- _Data records_
***
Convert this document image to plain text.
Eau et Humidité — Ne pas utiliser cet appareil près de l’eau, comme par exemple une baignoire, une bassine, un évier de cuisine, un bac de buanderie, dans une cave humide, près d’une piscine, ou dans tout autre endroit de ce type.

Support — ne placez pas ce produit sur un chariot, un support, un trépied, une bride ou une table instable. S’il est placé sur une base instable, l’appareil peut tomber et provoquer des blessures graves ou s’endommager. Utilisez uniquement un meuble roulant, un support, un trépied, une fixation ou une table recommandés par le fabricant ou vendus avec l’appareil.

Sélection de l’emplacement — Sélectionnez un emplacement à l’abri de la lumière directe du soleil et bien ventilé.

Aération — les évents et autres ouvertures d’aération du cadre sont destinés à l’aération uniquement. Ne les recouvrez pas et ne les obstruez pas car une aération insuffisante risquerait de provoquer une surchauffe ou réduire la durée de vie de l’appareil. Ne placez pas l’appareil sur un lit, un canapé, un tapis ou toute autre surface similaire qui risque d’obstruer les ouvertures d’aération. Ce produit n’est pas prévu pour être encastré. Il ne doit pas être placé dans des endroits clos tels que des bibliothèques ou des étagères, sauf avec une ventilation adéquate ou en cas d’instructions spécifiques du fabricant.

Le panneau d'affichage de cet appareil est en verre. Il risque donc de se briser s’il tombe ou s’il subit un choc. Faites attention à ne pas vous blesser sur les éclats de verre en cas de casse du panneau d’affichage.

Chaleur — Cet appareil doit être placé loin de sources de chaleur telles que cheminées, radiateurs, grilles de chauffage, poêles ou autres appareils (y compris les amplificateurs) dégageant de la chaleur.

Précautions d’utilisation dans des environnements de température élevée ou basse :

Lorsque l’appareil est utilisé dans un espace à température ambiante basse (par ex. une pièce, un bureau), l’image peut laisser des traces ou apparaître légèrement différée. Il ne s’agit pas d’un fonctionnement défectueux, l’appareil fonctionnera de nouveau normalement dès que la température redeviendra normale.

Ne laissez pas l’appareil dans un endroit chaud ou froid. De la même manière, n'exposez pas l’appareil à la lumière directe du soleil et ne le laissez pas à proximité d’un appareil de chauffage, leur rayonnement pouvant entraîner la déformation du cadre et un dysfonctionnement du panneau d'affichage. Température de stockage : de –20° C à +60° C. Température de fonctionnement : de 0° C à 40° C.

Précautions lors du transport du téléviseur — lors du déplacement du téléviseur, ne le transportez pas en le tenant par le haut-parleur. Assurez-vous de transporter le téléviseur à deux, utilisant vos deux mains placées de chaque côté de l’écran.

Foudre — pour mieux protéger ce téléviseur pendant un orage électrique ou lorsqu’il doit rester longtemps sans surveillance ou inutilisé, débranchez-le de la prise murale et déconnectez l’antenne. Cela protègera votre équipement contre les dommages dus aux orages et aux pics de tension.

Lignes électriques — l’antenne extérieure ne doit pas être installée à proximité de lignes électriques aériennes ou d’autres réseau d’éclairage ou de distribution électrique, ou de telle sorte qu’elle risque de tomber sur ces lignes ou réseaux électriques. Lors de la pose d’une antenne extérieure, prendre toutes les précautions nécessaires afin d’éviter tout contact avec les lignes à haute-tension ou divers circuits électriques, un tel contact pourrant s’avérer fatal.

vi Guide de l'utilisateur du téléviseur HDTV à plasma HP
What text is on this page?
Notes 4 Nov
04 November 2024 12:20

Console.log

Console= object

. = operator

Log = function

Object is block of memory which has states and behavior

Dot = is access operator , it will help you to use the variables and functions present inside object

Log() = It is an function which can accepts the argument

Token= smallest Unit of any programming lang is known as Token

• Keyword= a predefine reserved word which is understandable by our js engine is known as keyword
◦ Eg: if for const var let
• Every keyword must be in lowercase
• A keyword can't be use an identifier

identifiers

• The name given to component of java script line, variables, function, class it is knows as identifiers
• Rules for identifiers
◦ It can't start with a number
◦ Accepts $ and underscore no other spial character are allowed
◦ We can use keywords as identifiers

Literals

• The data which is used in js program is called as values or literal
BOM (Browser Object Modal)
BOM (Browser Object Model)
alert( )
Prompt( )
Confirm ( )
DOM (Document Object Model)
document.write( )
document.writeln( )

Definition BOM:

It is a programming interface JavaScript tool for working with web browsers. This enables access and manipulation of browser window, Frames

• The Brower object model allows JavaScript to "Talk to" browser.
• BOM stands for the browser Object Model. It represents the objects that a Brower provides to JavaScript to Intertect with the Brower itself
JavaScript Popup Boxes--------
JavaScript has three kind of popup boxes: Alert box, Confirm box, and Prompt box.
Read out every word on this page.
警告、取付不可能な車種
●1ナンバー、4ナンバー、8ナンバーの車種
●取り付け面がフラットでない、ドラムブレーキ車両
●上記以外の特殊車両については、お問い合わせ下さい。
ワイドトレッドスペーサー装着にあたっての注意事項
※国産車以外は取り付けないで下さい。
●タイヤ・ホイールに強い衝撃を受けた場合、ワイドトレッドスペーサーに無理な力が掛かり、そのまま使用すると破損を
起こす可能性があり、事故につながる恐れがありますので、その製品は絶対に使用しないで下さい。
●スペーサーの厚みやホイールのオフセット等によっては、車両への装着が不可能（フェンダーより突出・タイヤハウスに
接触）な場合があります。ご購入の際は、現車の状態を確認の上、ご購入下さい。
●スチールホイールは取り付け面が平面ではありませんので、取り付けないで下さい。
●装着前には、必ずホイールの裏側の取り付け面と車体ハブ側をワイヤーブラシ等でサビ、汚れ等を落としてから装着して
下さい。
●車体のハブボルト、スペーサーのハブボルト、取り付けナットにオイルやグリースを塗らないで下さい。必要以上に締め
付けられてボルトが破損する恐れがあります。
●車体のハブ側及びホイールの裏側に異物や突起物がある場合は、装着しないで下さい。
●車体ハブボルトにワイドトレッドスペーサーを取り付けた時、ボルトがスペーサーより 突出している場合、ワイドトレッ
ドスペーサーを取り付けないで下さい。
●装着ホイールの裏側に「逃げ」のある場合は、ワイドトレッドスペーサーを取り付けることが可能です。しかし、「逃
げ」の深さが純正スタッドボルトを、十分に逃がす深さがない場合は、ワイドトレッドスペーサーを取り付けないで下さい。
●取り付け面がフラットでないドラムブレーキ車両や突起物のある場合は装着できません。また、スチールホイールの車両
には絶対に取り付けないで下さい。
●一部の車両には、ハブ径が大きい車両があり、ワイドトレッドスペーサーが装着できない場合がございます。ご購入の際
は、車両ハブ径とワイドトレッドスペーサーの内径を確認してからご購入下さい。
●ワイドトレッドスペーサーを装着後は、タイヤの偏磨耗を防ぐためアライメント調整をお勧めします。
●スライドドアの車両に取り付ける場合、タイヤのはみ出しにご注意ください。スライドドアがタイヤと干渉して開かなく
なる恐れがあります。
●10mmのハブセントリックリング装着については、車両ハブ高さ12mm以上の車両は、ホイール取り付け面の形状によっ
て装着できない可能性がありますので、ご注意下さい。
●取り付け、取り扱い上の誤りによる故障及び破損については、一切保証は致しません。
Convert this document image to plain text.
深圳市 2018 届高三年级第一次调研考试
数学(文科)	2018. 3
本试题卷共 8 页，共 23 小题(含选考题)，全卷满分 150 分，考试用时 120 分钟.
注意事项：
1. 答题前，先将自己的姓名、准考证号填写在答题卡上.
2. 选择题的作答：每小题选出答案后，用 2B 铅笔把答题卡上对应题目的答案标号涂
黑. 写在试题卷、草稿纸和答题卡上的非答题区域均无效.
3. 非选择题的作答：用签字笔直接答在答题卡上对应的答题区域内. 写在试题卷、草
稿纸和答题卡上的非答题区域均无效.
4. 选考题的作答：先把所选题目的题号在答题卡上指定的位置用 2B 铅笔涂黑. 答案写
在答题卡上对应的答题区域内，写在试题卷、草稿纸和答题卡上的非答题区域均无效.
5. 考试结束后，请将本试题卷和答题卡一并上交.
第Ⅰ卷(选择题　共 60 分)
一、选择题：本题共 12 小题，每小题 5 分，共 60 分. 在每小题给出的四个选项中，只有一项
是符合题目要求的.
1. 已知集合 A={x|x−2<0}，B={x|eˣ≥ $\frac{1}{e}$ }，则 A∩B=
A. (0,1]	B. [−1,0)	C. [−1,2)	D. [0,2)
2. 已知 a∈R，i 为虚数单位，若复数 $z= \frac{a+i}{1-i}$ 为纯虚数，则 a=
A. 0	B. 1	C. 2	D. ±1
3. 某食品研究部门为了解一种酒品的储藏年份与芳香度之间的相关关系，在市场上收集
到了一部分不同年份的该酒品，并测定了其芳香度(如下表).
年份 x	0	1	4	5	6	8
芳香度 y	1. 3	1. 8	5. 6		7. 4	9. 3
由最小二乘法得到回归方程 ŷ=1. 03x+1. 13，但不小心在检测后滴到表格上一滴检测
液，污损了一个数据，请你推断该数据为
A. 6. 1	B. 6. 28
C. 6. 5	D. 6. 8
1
***
- _Objective_
Using the records above, say how many lines include the string "téléviseur". Only the number is wanted.

- _Solution to this exercise_
3